══ Input rows

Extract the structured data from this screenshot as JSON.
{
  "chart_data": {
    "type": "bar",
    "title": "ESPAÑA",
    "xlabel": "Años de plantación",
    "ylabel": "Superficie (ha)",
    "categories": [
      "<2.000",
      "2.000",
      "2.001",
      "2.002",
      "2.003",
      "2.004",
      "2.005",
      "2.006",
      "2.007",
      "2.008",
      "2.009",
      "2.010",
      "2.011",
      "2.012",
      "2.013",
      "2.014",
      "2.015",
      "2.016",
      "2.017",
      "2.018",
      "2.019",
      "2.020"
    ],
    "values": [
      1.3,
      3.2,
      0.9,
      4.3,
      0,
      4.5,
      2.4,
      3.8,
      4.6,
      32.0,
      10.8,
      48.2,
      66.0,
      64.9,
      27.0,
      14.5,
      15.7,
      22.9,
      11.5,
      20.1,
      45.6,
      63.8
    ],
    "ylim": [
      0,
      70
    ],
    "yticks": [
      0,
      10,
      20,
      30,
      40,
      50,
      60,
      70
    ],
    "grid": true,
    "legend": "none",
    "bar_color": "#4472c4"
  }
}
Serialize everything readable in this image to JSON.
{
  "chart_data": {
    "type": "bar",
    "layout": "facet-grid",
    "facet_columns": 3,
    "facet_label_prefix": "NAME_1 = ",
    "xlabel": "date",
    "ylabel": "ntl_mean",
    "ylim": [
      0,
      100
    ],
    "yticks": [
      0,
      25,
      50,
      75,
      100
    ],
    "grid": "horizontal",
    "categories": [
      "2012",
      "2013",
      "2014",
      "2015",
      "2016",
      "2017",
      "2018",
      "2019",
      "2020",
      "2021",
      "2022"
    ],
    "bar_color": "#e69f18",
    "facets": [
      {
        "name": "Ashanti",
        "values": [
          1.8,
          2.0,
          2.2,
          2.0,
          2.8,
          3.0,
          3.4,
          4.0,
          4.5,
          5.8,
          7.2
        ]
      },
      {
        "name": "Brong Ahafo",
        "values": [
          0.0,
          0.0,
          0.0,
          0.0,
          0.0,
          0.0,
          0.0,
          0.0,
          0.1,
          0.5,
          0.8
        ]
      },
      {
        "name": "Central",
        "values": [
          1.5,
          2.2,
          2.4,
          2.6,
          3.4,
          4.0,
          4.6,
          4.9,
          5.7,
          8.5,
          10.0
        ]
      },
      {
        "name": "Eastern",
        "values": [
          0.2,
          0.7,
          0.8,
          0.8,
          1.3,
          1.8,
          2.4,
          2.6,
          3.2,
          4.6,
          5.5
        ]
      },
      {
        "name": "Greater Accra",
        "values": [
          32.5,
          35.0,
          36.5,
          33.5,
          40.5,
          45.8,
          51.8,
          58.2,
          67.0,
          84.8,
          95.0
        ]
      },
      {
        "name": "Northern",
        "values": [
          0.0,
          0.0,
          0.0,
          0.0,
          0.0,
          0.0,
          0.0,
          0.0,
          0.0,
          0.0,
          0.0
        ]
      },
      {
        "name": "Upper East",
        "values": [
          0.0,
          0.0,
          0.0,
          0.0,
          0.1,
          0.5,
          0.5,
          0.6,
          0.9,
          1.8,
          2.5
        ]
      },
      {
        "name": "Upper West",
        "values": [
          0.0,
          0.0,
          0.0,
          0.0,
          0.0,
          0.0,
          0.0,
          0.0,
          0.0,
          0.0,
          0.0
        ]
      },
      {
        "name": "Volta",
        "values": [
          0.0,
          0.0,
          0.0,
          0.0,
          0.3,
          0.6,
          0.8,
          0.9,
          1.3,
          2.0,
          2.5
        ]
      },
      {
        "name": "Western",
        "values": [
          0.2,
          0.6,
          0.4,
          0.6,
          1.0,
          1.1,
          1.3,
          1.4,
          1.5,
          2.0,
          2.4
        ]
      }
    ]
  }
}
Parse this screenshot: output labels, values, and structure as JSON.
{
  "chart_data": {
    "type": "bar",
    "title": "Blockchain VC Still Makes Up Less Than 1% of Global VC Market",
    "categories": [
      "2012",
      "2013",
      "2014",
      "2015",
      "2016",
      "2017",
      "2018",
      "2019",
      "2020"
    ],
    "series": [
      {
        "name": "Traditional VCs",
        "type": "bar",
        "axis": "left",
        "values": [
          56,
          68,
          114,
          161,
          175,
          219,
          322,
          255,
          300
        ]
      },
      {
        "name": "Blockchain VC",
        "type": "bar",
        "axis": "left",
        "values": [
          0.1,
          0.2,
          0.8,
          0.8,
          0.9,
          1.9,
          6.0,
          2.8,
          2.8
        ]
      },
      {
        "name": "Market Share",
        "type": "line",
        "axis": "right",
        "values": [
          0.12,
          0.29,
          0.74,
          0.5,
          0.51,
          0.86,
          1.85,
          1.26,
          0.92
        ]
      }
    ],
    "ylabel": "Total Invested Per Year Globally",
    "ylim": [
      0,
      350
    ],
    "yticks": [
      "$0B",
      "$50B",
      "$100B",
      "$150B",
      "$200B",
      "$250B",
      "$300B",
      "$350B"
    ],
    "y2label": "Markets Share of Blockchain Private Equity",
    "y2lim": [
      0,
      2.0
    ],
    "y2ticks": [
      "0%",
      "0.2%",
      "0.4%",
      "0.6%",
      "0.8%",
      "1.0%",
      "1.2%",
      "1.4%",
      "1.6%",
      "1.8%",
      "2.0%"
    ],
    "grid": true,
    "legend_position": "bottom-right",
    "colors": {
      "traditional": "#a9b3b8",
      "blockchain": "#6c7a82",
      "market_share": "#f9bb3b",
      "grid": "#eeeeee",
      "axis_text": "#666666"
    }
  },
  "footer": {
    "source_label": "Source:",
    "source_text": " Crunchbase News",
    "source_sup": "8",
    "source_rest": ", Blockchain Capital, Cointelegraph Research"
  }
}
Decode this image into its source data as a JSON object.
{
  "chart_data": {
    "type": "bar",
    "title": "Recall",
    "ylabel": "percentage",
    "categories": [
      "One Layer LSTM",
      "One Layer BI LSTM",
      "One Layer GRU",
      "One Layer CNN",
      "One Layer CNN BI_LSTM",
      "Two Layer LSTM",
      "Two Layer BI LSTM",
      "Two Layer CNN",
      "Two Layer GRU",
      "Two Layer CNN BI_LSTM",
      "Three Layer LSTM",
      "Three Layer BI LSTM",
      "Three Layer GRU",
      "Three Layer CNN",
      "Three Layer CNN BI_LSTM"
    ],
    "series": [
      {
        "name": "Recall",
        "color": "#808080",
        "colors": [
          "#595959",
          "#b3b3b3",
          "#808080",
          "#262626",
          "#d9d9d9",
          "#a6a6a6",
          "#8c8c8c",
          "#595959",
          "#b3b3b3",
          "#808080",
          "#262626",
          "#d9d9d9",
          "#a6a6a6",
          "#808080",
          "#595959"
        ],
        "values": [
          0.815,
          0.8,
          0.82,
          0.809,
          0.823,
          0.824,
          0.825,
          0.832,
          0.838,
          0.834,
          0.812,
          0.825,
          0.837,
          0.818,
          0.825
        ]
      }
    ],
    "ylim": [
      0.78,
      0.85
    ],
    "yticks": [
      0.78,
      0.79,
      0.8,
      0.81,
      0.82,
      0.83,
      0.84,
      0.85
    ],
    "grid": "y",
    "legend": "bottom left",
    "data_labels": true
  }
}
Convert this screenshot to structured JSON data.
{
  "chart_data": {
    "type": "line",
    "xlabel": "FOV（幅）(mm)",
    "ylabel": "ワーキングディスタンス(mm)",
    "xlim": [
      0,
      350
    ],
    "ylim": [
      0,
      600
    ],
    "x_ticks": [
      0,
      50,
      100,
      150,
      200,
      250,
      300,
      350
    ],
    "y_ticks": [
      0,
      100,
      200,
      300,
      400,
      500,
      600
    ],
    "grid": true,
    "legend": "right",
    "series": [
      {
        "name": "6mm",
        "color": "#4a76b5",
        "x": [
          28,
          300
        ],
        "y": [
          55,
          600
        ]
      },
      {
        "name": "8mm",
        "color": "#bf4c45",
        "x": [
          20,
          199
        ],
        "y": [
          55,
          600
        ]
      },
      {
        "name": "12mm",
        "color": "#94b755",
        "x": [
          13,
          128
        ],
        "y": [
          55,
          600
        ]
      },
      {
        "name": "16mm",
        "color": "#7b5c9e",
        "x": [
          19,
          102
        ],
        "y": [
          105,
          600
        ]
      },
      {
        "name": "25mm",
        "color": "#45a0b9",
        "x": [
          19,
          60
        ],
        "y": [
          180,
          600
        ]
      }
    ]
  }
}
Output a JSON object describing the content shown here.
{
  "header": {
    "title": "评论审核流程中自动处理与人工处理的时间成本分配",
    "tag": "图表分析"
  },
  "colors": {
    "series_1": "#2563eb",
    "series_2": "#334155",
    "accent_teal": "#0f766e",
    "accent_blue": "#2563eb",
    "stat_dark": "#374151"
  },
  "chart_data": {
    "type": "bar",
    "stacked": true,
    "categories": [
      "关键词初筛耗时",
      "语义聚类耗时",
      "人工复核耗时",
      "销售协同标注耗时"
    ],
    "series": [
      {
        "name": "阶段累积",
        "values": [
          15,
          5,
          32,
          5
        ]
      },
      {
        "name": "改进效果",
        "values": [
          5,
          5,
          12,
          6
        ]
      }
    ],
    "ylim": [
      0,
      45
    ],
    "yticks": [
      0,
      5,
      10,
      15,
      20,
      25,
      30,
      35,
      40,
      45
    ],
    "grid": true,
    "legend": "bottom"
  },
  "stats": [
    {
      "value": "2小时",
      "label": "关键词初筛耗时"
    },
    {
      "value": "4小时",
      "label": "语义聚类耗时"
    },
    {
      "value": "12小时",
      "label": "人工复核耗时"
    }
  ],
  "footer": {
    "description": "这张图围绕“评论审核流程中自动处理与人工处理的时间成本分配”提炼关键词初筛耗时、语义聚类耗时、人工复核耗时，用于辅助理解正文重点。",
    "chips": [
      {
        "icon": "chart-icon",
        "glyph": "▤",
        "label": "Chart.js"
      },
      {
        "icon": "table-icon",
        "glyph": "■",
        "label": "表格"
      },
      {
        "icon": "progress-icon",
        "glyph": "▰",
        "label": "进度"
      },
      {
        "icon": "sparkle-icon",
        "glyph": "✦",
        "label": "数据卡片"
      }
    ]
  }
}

════

* _Work to do_
Show every line of the records above that contains the word "Three".

* _Reply_
      "Three Layer LSTM",
      "Three Layer BI LSTM",
      "Three Layer GRU",
      "Three Layer CNN",
      "Three Layer CNN BI_LSTM"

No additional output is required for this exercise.